Some records:

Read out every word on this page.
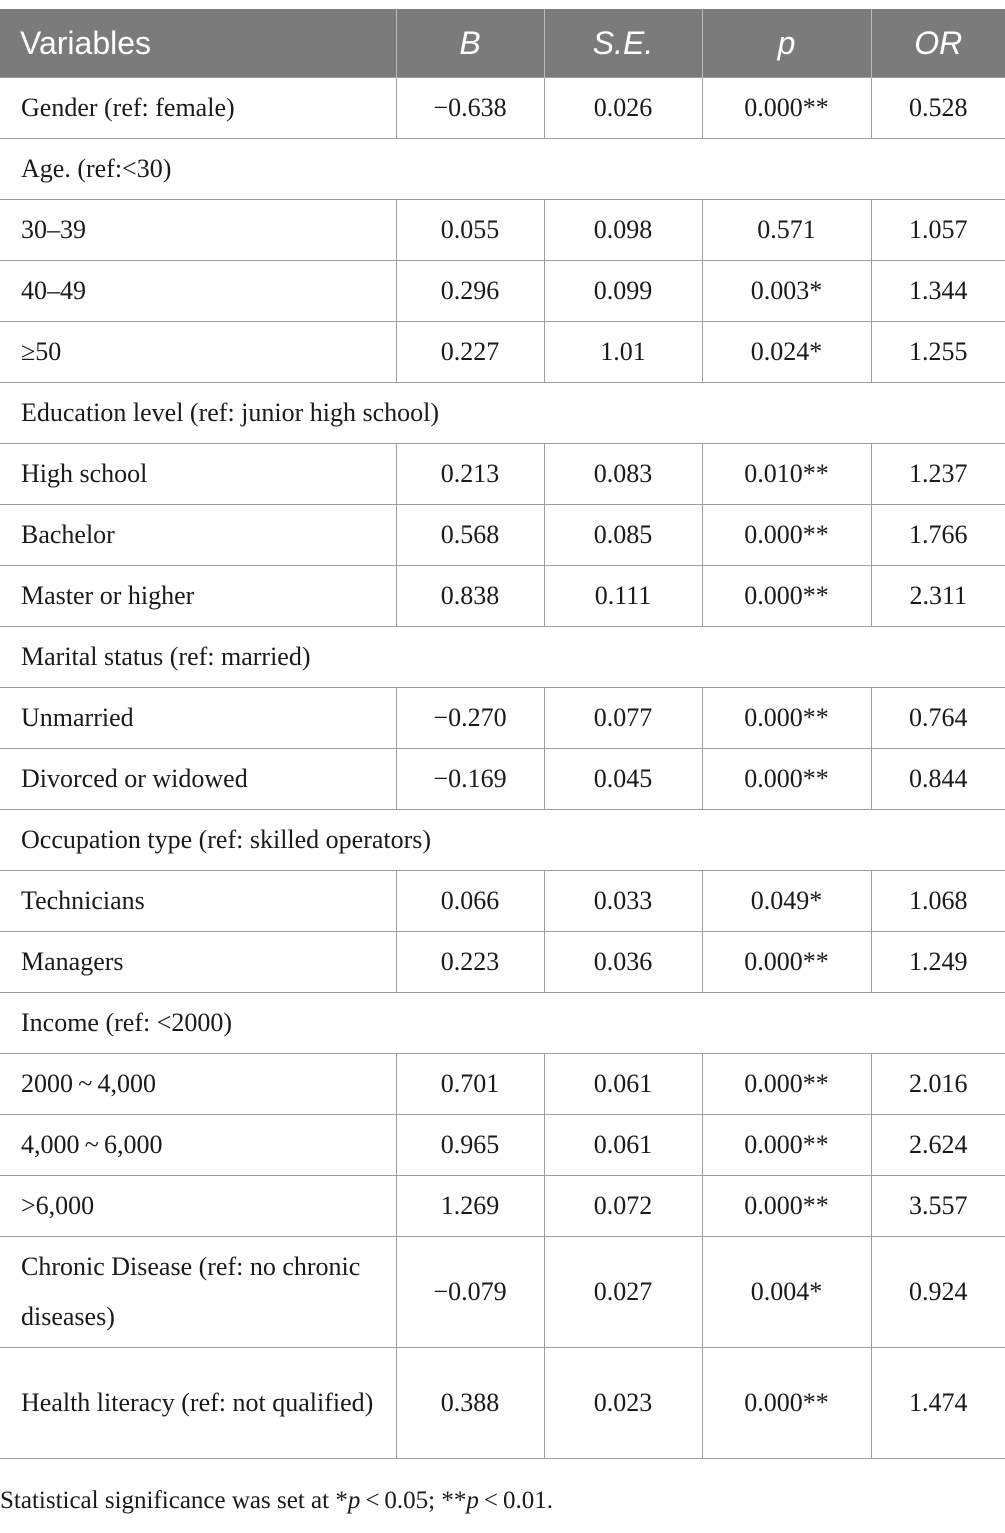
Variables	B	S.E.	p	OR
Gender (ref: female)	−0.638	0.026	0.000**	0.528
Age. (ref:<30)				
30–39	0.055	0.098	0.571	1.057
40–49	0.296	0.099	0.003*	1.344
≥50	0.227	1.01	0.024*	1.255
Education level (ref: junior high school)				
High school	0.213	0.083	0.010**	1.237
Bachelor	0.568	0.085	0.000**	1.766
Master or higher	0.838	0.111	0.000**	2.311
Marital status (ref: married)				
Unmarried	−0.270	0.077	0.000**	0.764
Divorced or widowed	−0.169	0.045	0.000**	0.844
Occupation type (ref: skilled operators)				
Technicians	0.066	0.033	0.049*	1.068
Managers	0.223	0.036	0.000**	1.249
Income (ref: <2000)				
2000 ~ 4,000	0.701	0.061	0.000**	2.016
4,000 ~ 6,000	0.965	0.061	0.000**	2.624
>6,000	1.269	0.072	0.000**	3.557
Chronic Disease (ref: no chronic diseases)	−0.079	0.027	0.004*	0.924
Health literacy (ref: not qualified)	0.388	0.023	0.000**	1.474
Statistical significance was set at *p < 0.05; **p < 0.01.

▶ _Exercise description_
Return each line of the data, keeping its wording exact and omitting pictures.

▶ _Task solution_
Read out every word on this page.
Variables	B	S.E.	p	OR
Gender (ref: female)	−0.638	0.026	0.000**	0.528
Age. (ref:<30)				
30–39	0.055	0.098	0.571	1.057
40–49	0.296	0.099	0.003*	1.344
≥50	0.227	1.01	0.024*	1.255
Education level (ref: junior high school)				
High school	0.213	0.083	0.010**	1.237
Bachelor	0.568	0.085	0.000**	1.766
Master or higher	0.838	0.111	0.000**	2.311
Marital status (ref: married)				
Unmarried	−0.270	0.077	0.000**	0.764
Divorced or widowed	−0.169	0.045	0.000**	0.844
Occupation type (ref: skilled operators)				
Technicians	0.066	0.033	0.049*	1.068
Managers	0.223	0.036	0.000**	1.249
Income (ref: <2000)				
2000 ~ 4,000	0.701	0.061	0.000**	2.016
4,000 ~ 6,000	0.965	0.061	0.000**	2.624
>6,000	1.269	0.072	0.000**	3.557
Chronic Disease (ref: no chronic diseases)	−0.079	0.027	0.004*	0.924
Health literacy (ref: not qualified)	0.388	0.023	0.000**	1.474
Statistical significance was set at *p < 0.05; **p < 0.01.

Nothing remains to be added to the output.